- [What the task asks]
Copy out each line that mentions the word "this".

--- Begin Records to use ---

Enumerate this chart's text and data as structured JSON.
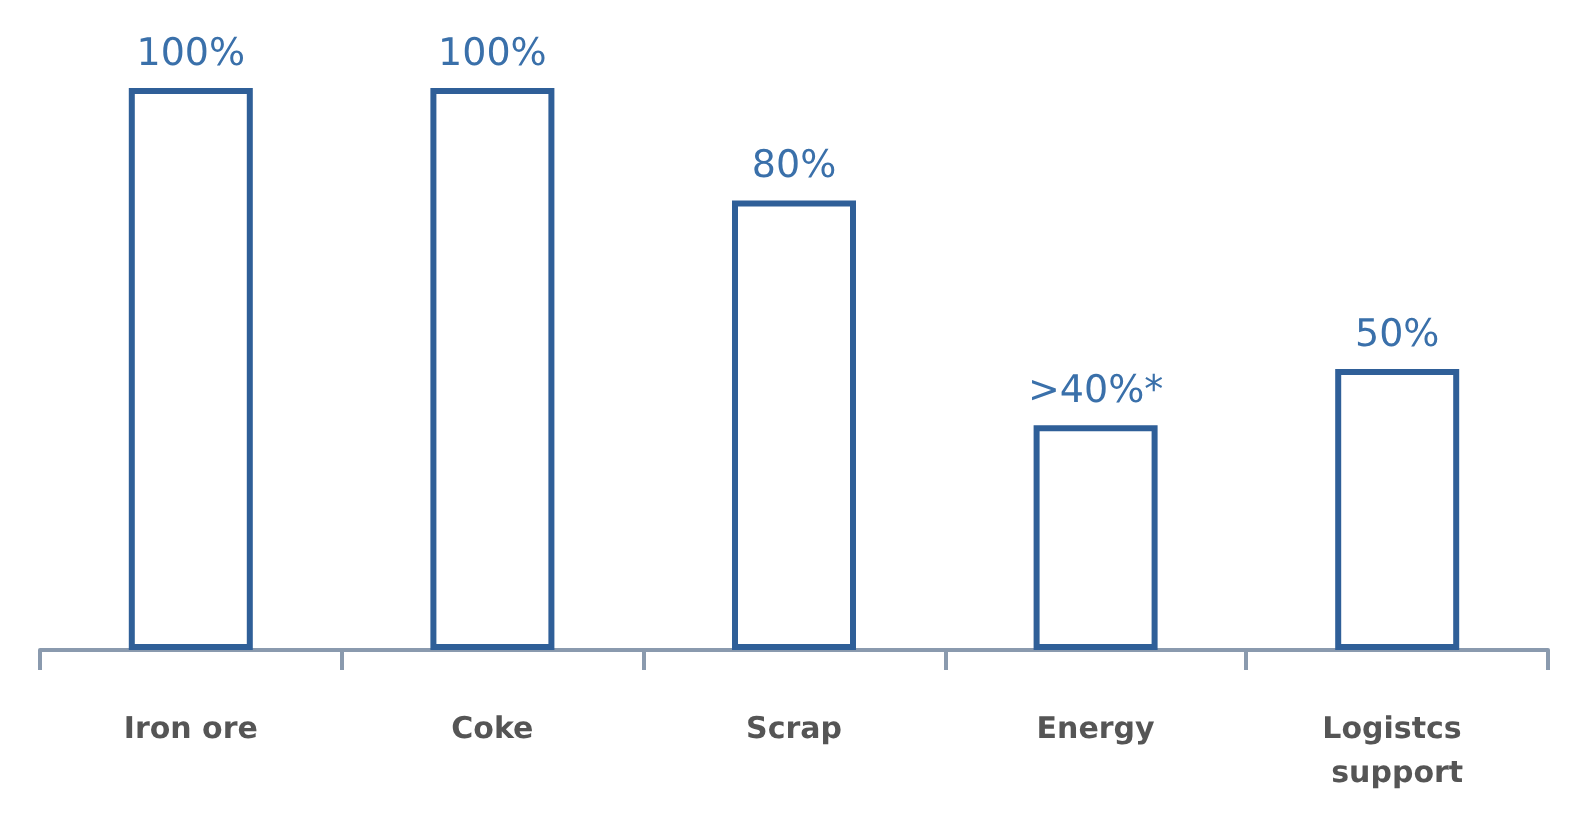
{
  "chart_data": {
    "type": "bar",
    "categories": [
      "Iron ore",
      "Coke",
      "Scrap",
      "Energy",
      "Logistcs support"
    ],
    "values": [
      100,
      100,
      80,
      40,
      50
    ],
    "value_labels": [
      "100%",
      "100%",
      "80%",
      ">40%*",
      "50%"
    ],
    "color": "#2f5f98"
  }
}
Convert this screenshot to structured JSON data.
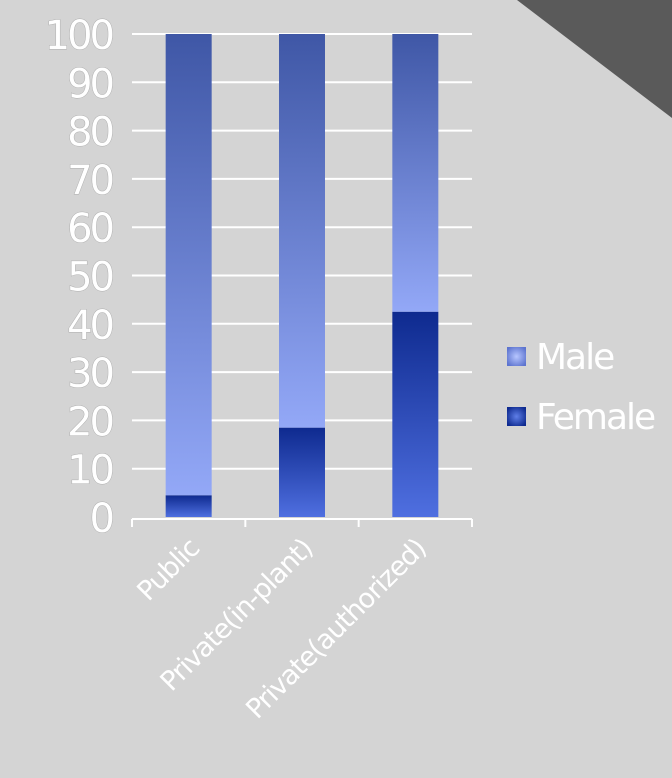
{
  "chart_data": {
    "type": "bar",
    "stacked": true,
    "categories": [
      "Public",
      "Private(in-plant)",
      "Private(authorized)"
    ],
    "series": [
      {
        "name": "Female",
        "values": [
          4.5,
          18.5,
          42.5
        ],
        "color": "#1f3fa8"
      },
      {
        "name": "Male",
        "values": [
          95.5,
          81.5,
          57.5
        ],
        "color": "#6f8be6"
      }
    ],
    "yticks": [
      0,
      10,
      20,
      30,
      40,
      50,
      60,
      70,
      80,
      90,
      100
    ],
    "ylim": [
      0,
      100
    ],
    "grid": true,
    "legend": {
      "position": "right",
      "entries": [
        "Male",
        "Female"
      ]
    },
    "background": "#d4d4d4",
    "gridline_color": "#ffffff",
    "corner_color": "#5a5a5a"
  }
}
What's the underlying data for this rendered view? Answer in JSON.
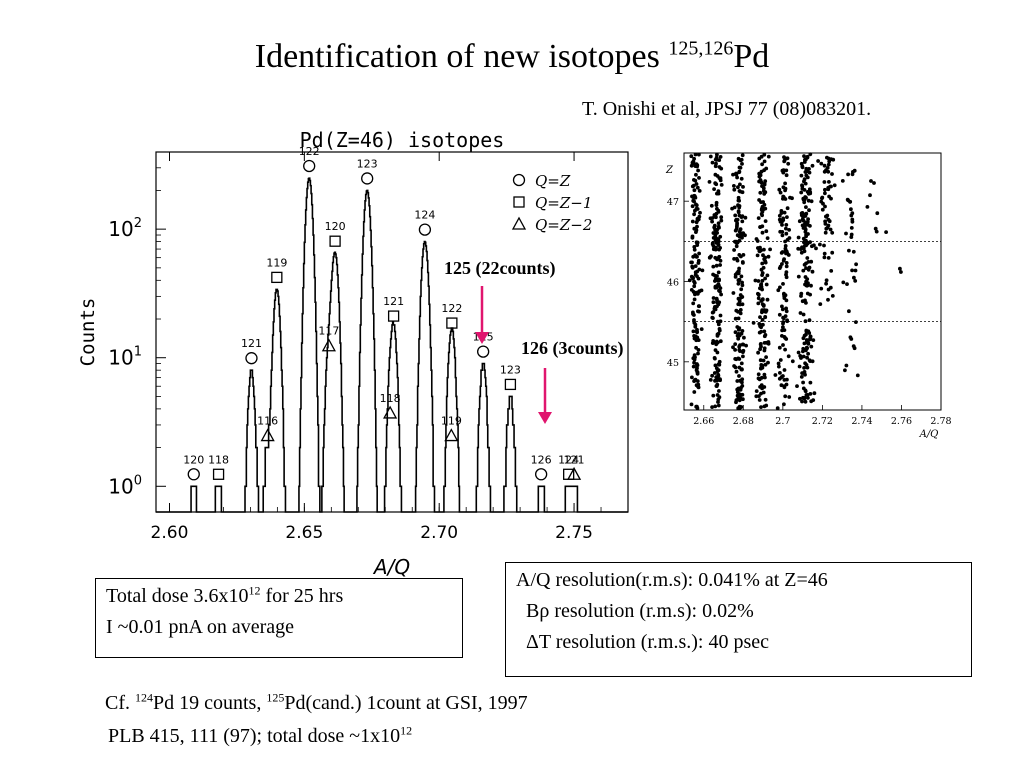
{
  "slide": {
    "title_prefix": "Identification of new isotopes ",
    "title_sup": "125,126",
    "title_suffix": "Pd",
    "reference": "T. Onishi et al, JPSJ 77 (08)083201."
  },
  "annotations": {
    "pd125": "125 (22counts)",
    "pd126": "126 (3counts)",
    "arrow_color": "#e0156e"
  },
  "dose_box": {
    "line1_prefix": "Total dose 3.6x10",
    "line1_sup": "12",
    "line1_suffix": " for 25 hrs",
    "line2": "I ~0.01 pnA on average"
  },
  "resolution_box": {
    "line1": "A/Q resolution(r.m.s): 0.041% at Z=46",
    "line2_symbol": "Bρ",
    "line2_rest": " resolution (r.m.s): 0.02%",
    "line3_symbol": "ΔT",
    "line3_rest": " resolution (r.m.s.): 40 psec"
  },
  "footnote": {
    "cf": "Cf. ",
    "sup1": "124",
    "part1": "Pd  19 counts, ",
    "sup2": "125",
    "part2": "Pd(cand.) 1count at GSI, 1997",
    "line2": "PLB 415, 111 (97); total dose ~1x10",
    "line2_sup": "12"
  },
  "chart_data": [
    {
      "type": "line",
      "title": "Pd(Z=46)  isotopes",
      "xlabel": "A/Q",
      "ylabel": "Counts",
      "xlim": [
        2.595,
        2.77
      ],
      "ylim_log10": [
        -0.2,
        2.6
      ],
      "y_scale": "log",
      "x_ticks": [
        "2.60",
        "2.65",
        "2.70",
        "2.75"
      ],
      "x_tick_values": [
        2.6,
        2.65,
        2.7,
        2.75
      ],
      "y_ticks": [
        {
          "base": "10",
          "exp": "0",
          "value": 1
        },
        {
          "base": "10",
          "exp": "1",
          "value": 10
        },
        {
          "base": "10",
          "exp": "2",
          "value": 100
        }
      ],
      "legend": {
        "position": "top-right",
        "entries": [
          {
            "marker": "circle",
            "label": "Q=Z"
          },
          {
            "marker": "square",
            "label": "Q=Z−1"
          },
          {
            "marker": "triangle",
            "label": "Q=Z−2"
          }
        ]
      },
      "peaks": [
        {
          "a": 120,
          "q": 46,
          "x": 2.609,
          "height": 1,
          "marker": "circle"
        },
        {
          "a": 118,
          "q": 45,
          "x": 2.6182,
          "height": 1,
          "marker": "square"
        },
        {
          "a": 121,
          "q": 46,
          "x": 2.6304,
          "height": 8,
          "marker": "circle"
        },
        {
          "a": 116,
          "q": 44,
          "x": 2.6364,
          "height": 2,
          "marker": "triangle"
        },
        {
          "a": 119,
          "q": 45,
          "x": 2.6398,
          "height": 34,
          "marker": "square"
        },
        {
          "a": 122,
          "q": 46,
          "x": 2.6518,
          "height": 250,
          "marker": "circle"
        },
        {
          "a": 117,
          "q": 44,
          "x": 2.6591,
          "height": 10,
          "marker": "triangle"
        },
        {
          "a": 120,
          "q": 45,
          "x": 2.6614,
          "height": 65,
          "marker": "square"
        },
        {
          "a": 123,
          "q": 46,
          "x": 2.6733,
          "height": 200,
          "marker": "circle"
        },
        {
          "a": 118,
          "q": 44,
          "x": 2.6818,
          "height": 3,
          "marker": "triangle"
        },
        {
          "a": 121,
          "q": 45,
          "x": 2.6831,
          "height": 17,
          "marker": "square"
        },
        {
          "a": 124,
          "q": 46,
          "x": 2.6947,
          "height": 80,
          "marker": "circle"
        },
        {
          "a": 119,
          "q": 44,
          "x": 2.7045,
          "height": 2,
          "marker": "triangle"
        },
        {
          "a": 122,
          "q": 45,
          "x": 2.7047,
          "height": 15,
          "marker": "square"
        },
        {
          "a": 125,
          "q": 46,
          "x": 2.7163,
          "height": 9,
          "marker": "circle"
        },
        {
          "a": 123,
          "q": 45,
          "x": 2.7264,
          "height": 5,
          "marker": "square"
        },
        {
          "a": 126,
          "q": 46,
          "x": 2.7378,
          "height": 1,
          "marker": "circle"
        },
        {
          "a": 121,
          "q": 44,
          "x": 2.75,
          "height": 1,
          "marker": "triangle"
        },
        {
          "a": 124,
          "q": 45,
          "x": 2.748,
          "height": 1,
          "marker": "square"
        }
      ]
    },
    {
      "type": "scatter",
      "xlabel": "A/Q",
      "ylabel": "Z",
      "xlim": [
        2.65,
        2.78
      ],
      "ylim": [
        44.4,
        47.6
      ],
      "x_ticks": [
        "2.66",
        "2.68",
        "2.7",
        "2.72",
        "2.74",
        "2.76",
        "2.78"
      ],
      "x_tick_values": [
        2.66,
        2.68,
        2.7,
        2.72,
        2.74,
        2.76,
        2.78
      ],
      "y_ticks": [
        "45",
        "46",
        "47"
      ],
      "y_tick_values": [
        45,
        46,
        47
      ],
      "dashed_separators": [
        45.5,
        46.5
      ],
      "clusters": [
        {
          "x": 2.656,
          "sx": 0.0012,
          "n": 150,
          "zmin": 44.4,
          "zmax": 47.6
        },
        {
          "x": 2.6665,
          "sx": 0.0014,
          "n": 170,
          "zmin": 44.4,
          "zmax": 47.6
        },
        {
          "x": 2.678,
          "sx": 0.0013,
          "n": 170,
          "zmin": 44.4,
          "zmax": 47.6
        },
        {
          "x": 2.6895,
          "sx": 0.0015,
          "n": 160,
          "zmin": 44.4,
          "zmax": 47.6
        },
        {
          "x": 2.7005,
          "sx": 0.0015,
          "n": 120,
          "zmin": 44.4,
          "zmax": 47.6
        },
        {
          "x": 2.7115,
          "sx": 0.0016,
          "n": 80,
          "zmin": 46.4,
          "zmax": 47.6
        },
        {
          "x": 2.7115,
          "sx": 0.0018,
          "n": 40,
          "zmin": 45.5,
          "zmax": 46.5
        },
        {
          "x": 2.7115,
          "sx": 0.0018,
          "n": 60,
          "zmin": 44.5,
          "zmax": 45.4
        },
        {
          "x": 2.7225,
          "sx": 0.0017,
          "n": 45,
          "zmin": 46.6,
          "zmax": 47.6
        },
        {
          "x": 2.7225,
          "sx": 0.0017,
          "n": 15,
          "zmin": 45.6,
          "zmax": 46.5
        },
        {
          "x": 2.7345,
          "sx": 0.0018,
          "n": 18,
          "zmin": 46.5,
          "zmax": 47.5
        },
        {
          "x": 2.7355,
          "sx": 0.002,
          "n": 10,
          "zmin": 45.6,
          "zmax": 46.4
        },
        {
          "x": 2.7345,
          "sx": 0.0015,
          "n": 8,
          "zmin": 44.8,
          "zmax": 45.5
        },
        {
          "x": 2.746,
          "sx": 0.003,
          "n": 8,
          "zmin": 46.6,
          "zmax": 47.5
        },
        {
          "x": 2.759,
          "sx": 0.001,
          "n": 2,
          "zmin": 46.0,
          "zmax": 46.2
        }
      ]
    }
  ]
}
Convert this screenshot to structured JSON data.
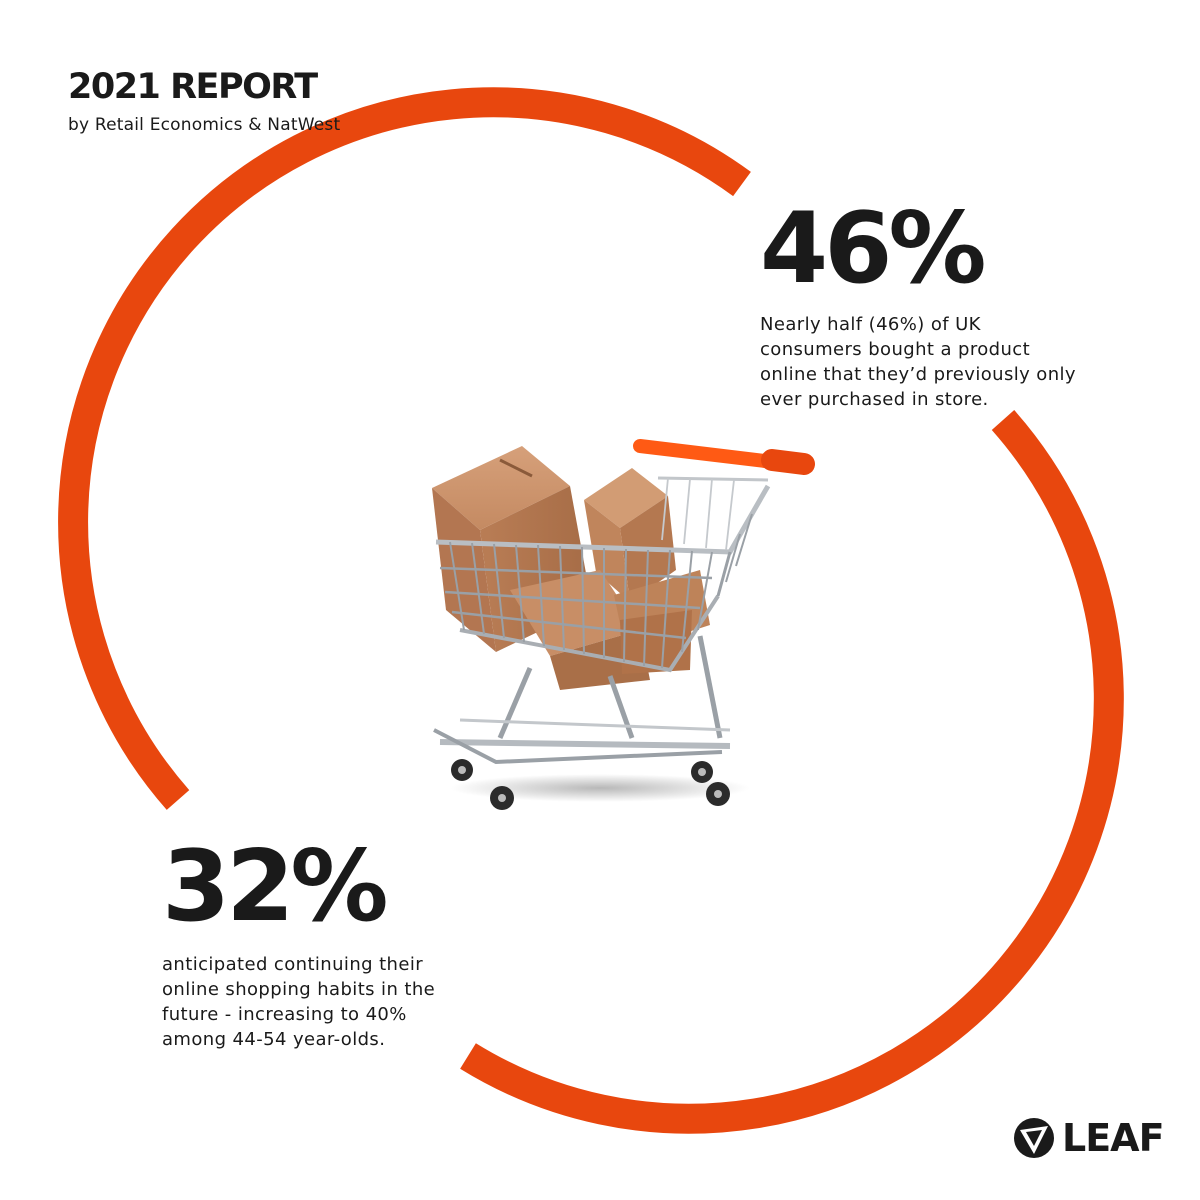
{
  "header": {
    "title": "2021 REPORT",
    "subtitle": "by Retail Economics & NatWest"
  },
  "stats": [
    {
      "value": "46%",
      "description_lines": [
        "Nearly half (46%) of UK",
        "consumers bought a product",
        "online that they’d previously only",
        "ever purchased in store."
      ]
    },
    {
      "value": "32%",
      "description_lines": [
        "anticipated continuing their",
        "online shopping habits in the",
        "future - increasing to 40%",
        "among 44-54 year-olds."
      ]
    }
  ],
  "logo": {
    "text": "LEAF",
    "icon": "leaf-logo-icon"
  },
  "colors": {
    "accent": "#E8470E",
    "text": "#1A1A1A",
    "background": "#FFFFFF"
  }
}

--- End Records to use ---

- [The output]
Enumerate this chart's text and data as structured JSON.
Convert this screenshot to structured JSON data.
What's the underlying data for this rendered view? Answer in JSON.
Convert this screenshot to structured JSON data.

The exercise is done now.